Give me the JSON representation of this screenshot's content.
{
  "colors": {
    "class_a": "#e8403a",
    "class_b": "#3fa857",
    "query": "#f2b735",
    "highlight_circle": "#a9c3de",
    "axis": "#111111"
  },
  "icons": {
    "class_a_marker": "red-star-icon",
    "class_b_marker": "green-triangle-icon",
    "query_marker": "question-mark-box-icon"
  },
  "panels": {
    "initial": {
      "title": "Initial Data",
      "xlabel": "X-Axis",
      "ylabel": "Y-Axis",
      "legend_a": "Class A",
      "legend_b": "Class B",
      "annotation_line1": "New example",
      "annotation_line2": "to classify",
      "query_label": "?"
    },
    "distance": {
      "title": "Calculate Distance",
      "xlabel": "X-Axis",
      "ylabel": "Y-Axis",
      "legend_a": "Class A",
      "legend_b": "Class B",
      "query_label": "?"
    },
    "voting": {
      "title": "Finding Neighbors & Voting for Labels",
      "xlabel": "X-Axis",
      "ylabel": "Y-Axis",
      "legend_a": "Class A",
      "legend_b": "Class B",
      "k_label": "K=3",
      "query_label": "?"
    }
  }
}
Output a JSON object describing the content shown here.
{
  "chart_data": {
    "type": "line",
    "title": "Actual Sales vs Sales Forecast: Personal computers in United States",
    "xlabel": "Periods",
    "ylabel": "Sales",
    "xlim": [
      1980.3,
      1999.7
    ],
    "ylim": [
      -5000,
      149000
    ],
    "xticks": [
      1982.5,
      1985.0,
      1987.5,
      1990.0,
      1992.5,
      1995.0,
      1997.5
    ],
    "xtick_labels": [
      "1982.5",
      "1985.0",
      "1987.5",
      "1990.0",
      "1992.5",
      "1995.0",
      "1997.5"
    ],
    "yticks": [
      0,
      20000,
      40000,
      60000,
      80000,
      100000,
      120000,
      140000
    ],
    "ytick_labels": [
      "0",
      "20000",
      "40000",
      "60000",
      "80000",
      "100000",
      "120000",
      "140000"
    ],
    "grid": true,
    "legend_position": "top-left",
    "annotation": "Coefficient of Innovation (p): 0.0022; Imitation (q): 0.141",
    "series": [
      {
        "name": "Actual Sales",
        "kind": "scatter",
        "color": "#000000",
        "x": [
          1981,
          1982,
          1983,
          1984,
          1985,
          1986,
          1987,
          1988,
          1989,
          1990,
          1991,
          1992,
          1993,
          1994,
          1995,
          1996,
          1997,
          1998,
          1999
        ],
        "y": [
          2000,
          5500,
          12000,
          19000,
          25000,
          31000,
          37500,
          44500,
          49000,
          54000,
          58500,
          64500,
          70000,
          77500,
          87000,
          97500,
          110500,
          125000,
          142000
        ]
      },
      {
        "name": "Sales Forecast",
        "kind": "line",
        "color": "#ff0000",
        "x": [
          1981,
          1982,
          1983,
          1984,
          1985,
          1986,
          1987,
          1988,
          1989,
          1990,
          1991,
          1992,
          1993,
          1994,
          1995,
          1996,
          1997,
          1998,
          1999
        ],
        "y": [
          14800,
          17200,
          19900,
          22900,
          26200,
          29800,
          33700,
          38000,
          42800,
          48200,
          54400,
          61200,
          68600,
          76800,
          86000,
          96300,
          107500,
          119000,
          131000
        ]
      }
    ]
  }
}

#####

Extract all of the material exactly as it is written.

Exercise output
Give me the JSON representation of this screenshot's content.
{
  "colors": {
    "class_a": "#e8403a",
    "class_b": "#3fa857",
    "query": "#f2b735",
    "highlight_circle": "#a9c3de",
    "axis": "#111111"
  },
  "icons": {
    "class_a_marker": "red-star-icon",
    "class_b_marker": "green-triangle-icon",
    "query_marker": "question-mark-box-icon"
  },
  "panels": {
    "initial": {
      "title": "Initial Data",
      "xlabel": "X-Axis",
      "ylabel": "Y-Axis",
      "legend_a": "Class A",
      "legend_b": "Class B",
      "annotation_line1": "New example",
      "annotation_line2": "to classify",
      "query_label": "?"
    },
    "distance": {
      "title": "Calculate Distance",
      "xlabel": "X-Axis",
      "ylabel": "Y-Axis",
      "legend_a": "Class A",
      "legend_b": "Class B",
      "query_label": "?"
    },
    "voting": {
      "title": "Finding Neighbors & Voting for Labels",
      "xlabel": "X-Axis",
      "ylabel": "Y-Axis",
      "legend_a": "Class A",
      "legend_b": "Class B",
      "k_label": "K=3",
      "query_label": "?"
    }
  }
}
Output a JSON object describing the content shown here.
{
  "chart_data": {
    "type": "line",
    "title": "Actual Sales vs Sales Forecast: Personal computers in United States",
    "xlabel": "Periods",
    "ylabel": "Sales",
    "xlim": [
      1980.3,
      1999.7
    ],
    "ylim": [
      -5000,
      149000
    ],
    "xticks": [
      1982.5,
      1985.0,
      1987.5,
      1990.0,
      1992.5,
      1995.0,
      1997.5
    ],
    "xtick_labels": [
      "1982.5",
      "1985.0",
      "1987.5",
      "1990.0",
      "1992.5",
      "1995.0",
      "1997.5"
    ],
    "yticks": [
      0,
      20000,
      40000,
      60000,
      80000,
      100000,
      120000,
      140000
    ],
    "ytick_labels": [
      "0",
      "20000",
      "40000",
      "60000",
      "80000",
      "100000",
      "120000",
      "140000"
    ],
    "grid": true,
    "legend_position": "top-left",
    "annotation": "Coefficient of Innovation (p): 0.0022; Imitation (q): 0.141",
    "series": [
      {
        "name": "Actual Sales",
        "kind": "scatter",
        "color": "#000000",
        "x": [
          1981,
          1982,
          1983,
          1984,
          1985,
          1986,
          1987,
          1988,
          1989,
          1990,
          1991,
          1992,
          1993,
          1994,
          1995,
          1996,
          1997,
          1998,
          1999
        ],
        "y": [
          2000,
          5500,
          12000,
          19000,
          25000,
          31000,
          37500,
          44500,
          49000,
          54000,
          58500,
          64500,
          70000,
          77500,
          87000,
          97500,
          110500,
          125000,
          142000
        ]
      },
      {
        "name": "Sales Forecast",
        "kind": "line",
        "color": "#ff0000",
        "x": [
          1981,
          1982,
          1983,
          1984,
          1985,
          1986,
          1987,
          1988,
          1989,
          1990,
          1991,
          1992,
          1993,
          1994,
          1995,
          1996,
          1997,
          1998,
          1999
        ],
        "y": [
          14800,
          17200,
          19900,
          22900,
          26200,
          29800,
          33700,
          38000,
          42800,
          48200,
          54400,
          61200,
          68600,
          76800,
          86000,
          96300,
          107500,
          119000,
          131000
        ]
      }
    ]
  }
}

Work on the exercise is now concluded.